* **Aim of the task**:
Set down every entry again word for word, please, but skip the pictures.

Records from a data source
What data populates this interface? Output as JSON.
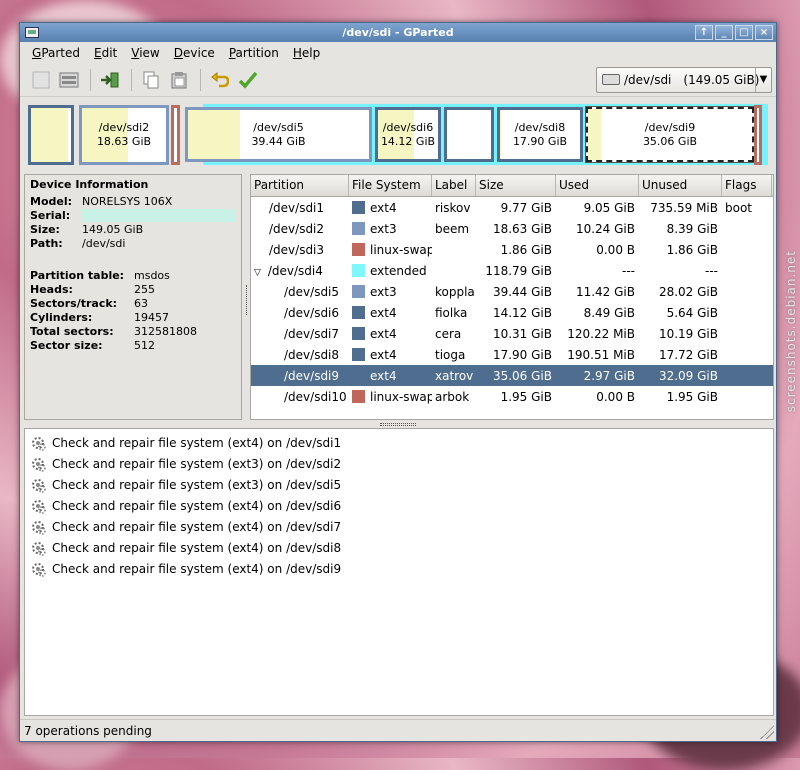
{
  "window": {
    "title": "/dev/sdi - GParted",
    "buttons": [
      "↑",
      "_",
      "□",
      "×"
    ]
  },
  "menu": [
    "GParted",
    "Edit",
    "View",
    "Device",
    "Partition",
    "Help"
  ],
  "menu_underline": [
    "G",
    "E",
    "V",
    "D",
    "P",
    "H"
  ],
  "toolbar": {
    "icons": [
      "new-partition-icon",
      "delete-partition-icon",
      "resize-move-icon",
      "copy-icon",
      "paste-icon",
      "undo-icon",
      "apply-icon"
    ],
    "device": "/dev/sdi",
    "device_size": "(149.05 GiB)"
  },
  "diskmap": [
    {
      "name": "",
      "size": "",
      "color": "#4f6d8e",
      "used": 0.92
    },
    {
      "name": "/dev/sdi2",
      "size": "18.63 GiB",
      "color": "#7d97bf",
      "used": 0.55
    },
    {
      "name": "",
      "size": "",
      "color": "#b86c5f",
      "used": 0
    },
    {
      "name": "/dev/sdi5",
      "size": "39.44 GiB",
      "color": "#7d97bf",
      "used": 0.29
    },
    {
      "name": "/dev/sdi6",
      "size": "14.12 GiB",
      "color": "#4f6d8e",
      "used": 0.6
    },
    {
      "name": "",
      "size": "",
      "color": "#4f6d8e",
      "used": 0
    },
    {
      "name": "/dev/sdi8",
      "size": "17.90 GiB",
      "color": "#4f6d8e",
      "used": 0.01
    },
    {
      "name": "/dev/sdi9",
      "size": "35.06 GiB",
      "color": "#222222",
      "used": 0.08
    },
    {
      "name": "",
      "size": "",
      "color": "#b86c5f",
      "used": 0
    }
  ],
  "device_info": {
    "heading": "Device Information",
    "rows": [
      {
        "k": "Model:",
        "v": "NORELSYS 106X"
      },
      {
        "k": "Serial:",
        "v": ""
      },
      {
        "k": "Size:",
        "v": "149.05 GiB"
      },
      {
        "k": "Path:",
        "v": "/dev/sdi"
      }
    ],
    "rows2": [
      {
        "k": "Partition table:",
        "v": "msdos"
      },
      {
        "k": "Heads:",
        "v": "255"
      },
      {
        "k": "Sectors/track:",
        "v": "63"
      },
      {
        "k": "Cylinders:",
        "v": "19457"
      },
      {
        "k": "Total sectors:",
        "v": "312581808"
      },
      {
        "k": "Sector size:",
        "v": "512"
      }
    ]
  },
  "table": {
    "headers": [
      "Partition",
      "File System",
      "Label",
      "Size",
      "Used",
      "Unused",
      "Flags"
    ],
    "rows": [
      {
        "partition": "/dev/sdi1",
        "indent": 0,
        "expander": "",
        "fs": "ext4",
        "fs_color": "#4f6d8e",
        "label": "riskov",
        "size": "9.77 GiB",
        "used": "9.05 GiB",
        "unused": "735.59 MiB",
        "flags": "boot",
        "selected": false
      },
      {
        "partition": "/dev/sdi2",
        "indent": 0,
        "expander": "",
        "fs": "ext3",
        "fs_color": "#7d97bf",
        "label": "beem",
        "size": "18.63 GiB",
        "used": "10.24 GiB",
        "unused": "8.39 GiB",
        "flags": "",
        "selected": false
      },
      {
        "partition": "/dev/sdi3",
        "indent": 0,
        "expander": "",
        "fs": "linux-swap",
        "fs_color": "#c1665a",
        "label": "",
        "size": "1.86 GiB",
        "used": "0.00 B",
        "unused": "1.86 GiB",
        "flags": "",
        "selected": false
      },
      {
        "partition": "/dev/sdi4",
        "indent": 0,
        "expander": "▽",
        "fs": "extended",
        "fs_color": "#7ff7ff",
        "label": "",
        "size": "118.79 GiB",
        "used": "---",
        "unused": "---",
        "flags": "",
        "selected": false
      },
      {
        "partition": "/dev/sdi5",
        "indent": 1,
        "expander": "",
        "fs": "ext3",
        "fs_color": "#7d97bf",
        "label": "koppla",
        "size": "39.44 GiB",
        "used": "11.42 GiB",
        "unused": "28.02 GiB",
        "flags": "",
        "selected": false
      },
      {
        "partition": "/dev/sdi6",
        "indent": 1,
        "expander": "",
        "fs": "ext4",
        "fs_color": "#4f6d8e",
        "label": "fiolka",
        "size": "14.12 GiB",
        "used": "8.49 GiB",
        "unused": "5.64 GiB",
        "flags": "",
        "selected": false
      },
      {
        "partition": "/dev/sdi7",
        "indent": 1,
        "expander": "",
        "fs": "ext4",
        "fs_color": "#4f6d8e",
        "label": "cera",
        "size": "10.31 GiB",
        "used": "120.22 MiB",
        "unused": "10.19 GiB",
        "flags": "",
        "selected": false
      },
      {
        "partition": "/dev/sdi8",
        "indent": 1,
        "expander": "",
        "fs": "ext4",
        "fs_color": "#4f6d8e",
        "label": "tioga",
        "size": "17.90 GiB",
        "used": "190.51 MiB",
        "unused": "17.72 GiB",
        "flags": "",
        "selected": false
      },
      {
        "partition": "/dev/sdi9",
        "indent": 1,
        "expander": "",
        "fs": "ext4",
        "fs_color": "#4f6d8e",
        "label": "xatrov",
        "size": "35.06 GiB",
        "used": "2.97 GiB",
        "unused": "32.09 GiB",
        "flags": "",
        "selected": true
      },
      {
        "partition": "/dev/sdi10",
        "indent": 1,
        "expander": "",
        "fs": "linux-swap",
        "fs_color": "#c1665a",
        "label": "arbok",
        "size": "1.95 GiB",
        "used": "0.00 B",
        "unused": "1.95 GiB",
        "flags": "",
        "selected": false
      }
    ]
  },
  "operations": [
    "Check and repair file system (ext4) on /dev/sdi1",
    "Check and repair file system (ext3) on /dev/sdi2",
    "Check and repair file system (ext3) on /dev/sdi5",
    "Check and repair file system (ext4) on /dev/sdi6",
    "Check and repair file system (ext4) on /dev/sdi7",
    "Check and repair file system (ext4) on /dev/sdi8",
    "Check and repair file system (ext4) on /dev/sdi9"
  ],
  "status": "7 operations pending",
  "watermark": "screenshots.debian.net"
}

* **Task result**:
What data populates this interface? Output as JSON.
{
  "window": {
    "title": "/dev/sdi - GParted",
    "buttons": [
      "↑",
      "_",
      "□",
      "×"
    ]
  },
  "menu": [
    "GParted",
    "Edit",
    "View",
    "Device",
    "Partition",
    "Help"
  ],
  "menu_underline": [
    "G",
    "E",
    "V",
    "D",
    "P",
    "H"
  ],
  "toolbar": {
    "icons": [
      "new-partition-icon",
      "delete-partition-icon",
      "resize-move-icon",
      "copy-icon",
      "paste-icon",
      "undo-icon",
      "apply-icon"
    ],
    "device": "/dev/sdi",
    "device_size": "(149.05 GiB)"
  },
  "diskmap": [
    {
      "name": "",
      "size": "",
      "color": "#4f6d8e",
      "used": 0.92
    },
    {
      "name": "/dev/sdi2",
      "size": "18.63 GiB",
      "color": "#7d97bf",
      "used": 0.55
    },
    {
      "name": "",
      "size": "",
      "color": "#b86c5f",
      "used": 0
    },
    {
      "name": "/dev/sdi5",
      "size": "39.44 GiB",
      "color": "#7d97bf",
      "used": 0.29
    },
    {
      "name": "/dev/sdi6",
      "size": "14.12 GiB",
      "color": "#4f6d8e",
      "used": 0.6
    },
    {
      "name": "",
      "size": "",
      "color": "#4f6d8e",
      "used": 0
    },
    {
      "name": "/dev/sdi8",
      "size": "17.90 GiB",
      "color": "#4f6d8e",
      "used": 0.01
    },
    {
      "name": "/dev/sdi9",
      "size": "35.06 GiB",
      "color": "#222222",
      "used": 0.08
    },
    {
      "name": "",
      "size": "",
      "color": "#b86c5f",
      "used": 0
    }
  ],
  "device_info": {
    "heading": "Device Information",
    "rows": [
      {
        "k": "Model:",
        "v": "NORELSYS 106X"
      },
      {
        "k": "Serial:",
        "v": ""
      },
      {
        "k": "Size:",
        "v": "149.05 GiB"
      },
      {
        "k": "Path:",
        "v": "/dev/sdi"
      }
    ],
    "rows2": [
      {
        "k": "Partition table:",
        "v": "msdos"
      },
      {
        "k": "Heads:",
        "v": "255"
      },
      {
        "k": "Sectors/track:",
        "v": "63"
      },
      {
        "k": "Cylinders:",
        "v": "19457"
      },
      {
        "k": "Total sectors:",
        "v": "312581808"
      },
      {
        "k": "Sector size:",
        "v": "512"
      }
    ]
  },
  "table": {
    "headers": [
      "Partition",
      "File System",
      "Label",
      "Size",
      "Used",
      "Unused",
      "Flags"
    ],
    "rows": [
      {
        "partition": "/dev/sdi1",
        "indent": 0,
        "expander": "",
        "fs": "ext4",
        "fs_color": "#4f6d8e",
        "label": "riskov",
        "size": "9.77 GiB",
        "used": "9.05 GiB",
        "unused": "735.59 MiB",
        "flags": "boot",
        "selected": false
      },
      {
        "partition": "/dev/sdi2",
        "indent": 0,
        "expander": "",
        "fs": "ext3",
        "fs_color": "#7d97bf",
        "label": "beem",
        "size": "18.63 GiB",
        "used": "10.24 GiB",
        "unused": "8.39 GiB",
        "flags": "",
        "selected": false
      },
      {
        "partition": "/dev/sdi3",
        "indent": 0,
        "expander": "",
        "fs": "linux-swap",
        "fs_color": "#c1665a",
        "label": "",
        "size": "1.86 GiB",
        "used": "0.00 B",
        "unused": "1.86 GiB",
        "flags": "",
        "selected": false
      },
      {
        "partition": "/dev/sdi4",
        "indent": 0,
        "expander": "▽",
        "fs": "extended",
        "fs_color": "#7ff7ff",
        "label": "",
        "size": "118.79 GiB",
        "used": "---",
        "unused": "---",
        "flags": "",
        "selected": false
      },
      {
        "partition": "/dev/sdi5",
        "indent": 1,
        "expander": "",
        "fs": "ext3",
        "fs_color": "#7d97bf",
        "label": "koppla",
        "size": "39.44 GiB",
        "used": "11.42 GiB",
        "unused": "28.02 GiB",
        "flags": "",
        "selected": false
      },
      {
        "partition": "/dev/sdi6",
        "indent": 1,
        "expander": "",
        "fs": "ext4",
        "fs_color": "#4f6d8e",
        "label": "fiolka",
        "size": "14.12 GiB",
        "used": "8.49 GiB",
        "unused": "5.64 GiB",
        "flags": "",
        "selected": false
      },
      {
        "partition": "/dev/sdi7",
        "indent": 1,
        "expander": "",
        "fs": "ext4",
        "fs_color": "#4f6d8e",
        "label": "cera",
        "size": "10.31 GiB",
        "used": "120.22 MiB",
        "unused": "10.19 GiB",
        "flags": "",
        "selected": false
      },
      {
        "partition": "/dev/sdi8",
        "indent": 1,
        "expander": "",
        "fs": "ext4",
        "fs_color": "#4f6d8e",
        "label": "tioga",
        "size": "17.90 GiB",
        "used": "190.51 MiB",
        "unused": "17.72 GiB",
        "flags": "",
        "selected": false
      },
      {
        "partition": "/dev/sdi9",
        "indent": 1,
        "expander": "",
        "fs": "ext4",
        "fs_color": "#4f6d8e",
        "label": "xatrov",
        "size": "35.06 GiB",
        "used": "2.97 GiB",
        "unused": "32.09 GiB",
        "flags": "",
        "selected": true
      },
      {
        "partition": "/dev/sdi10",
        "indent": 1,
        "expander": "",
        "fs": "linux-swap",
        "fs_color": "#c1665a",
        "label": "arbok",
        "size": "1.95 GiB",
        "used": "0.00 B",
        "unused": "1.95 GiB",
        "flags": "",
        "selected": false
      }
    ]
  },
  "operations": [
    "Check and repair file system (ext4) on /dev/sdi1",
    "Check and repair file system (ext3) on /dev/sdi2",
    "Check and repair file system (ext3) on /dev/sdi5",
    "Check and repair file system (ext4) on /dev/sdi6",
    "Check and repair file system (ext4) on /dev/sdi7",
    "Check and repair file system (ext4) on /dev/sdi8",
    "Check and repair file system (ext4) on /dev/sdi9"
  ],
  "status": "7 operations pending",
  "watermark": "screenshots.debian.net"
}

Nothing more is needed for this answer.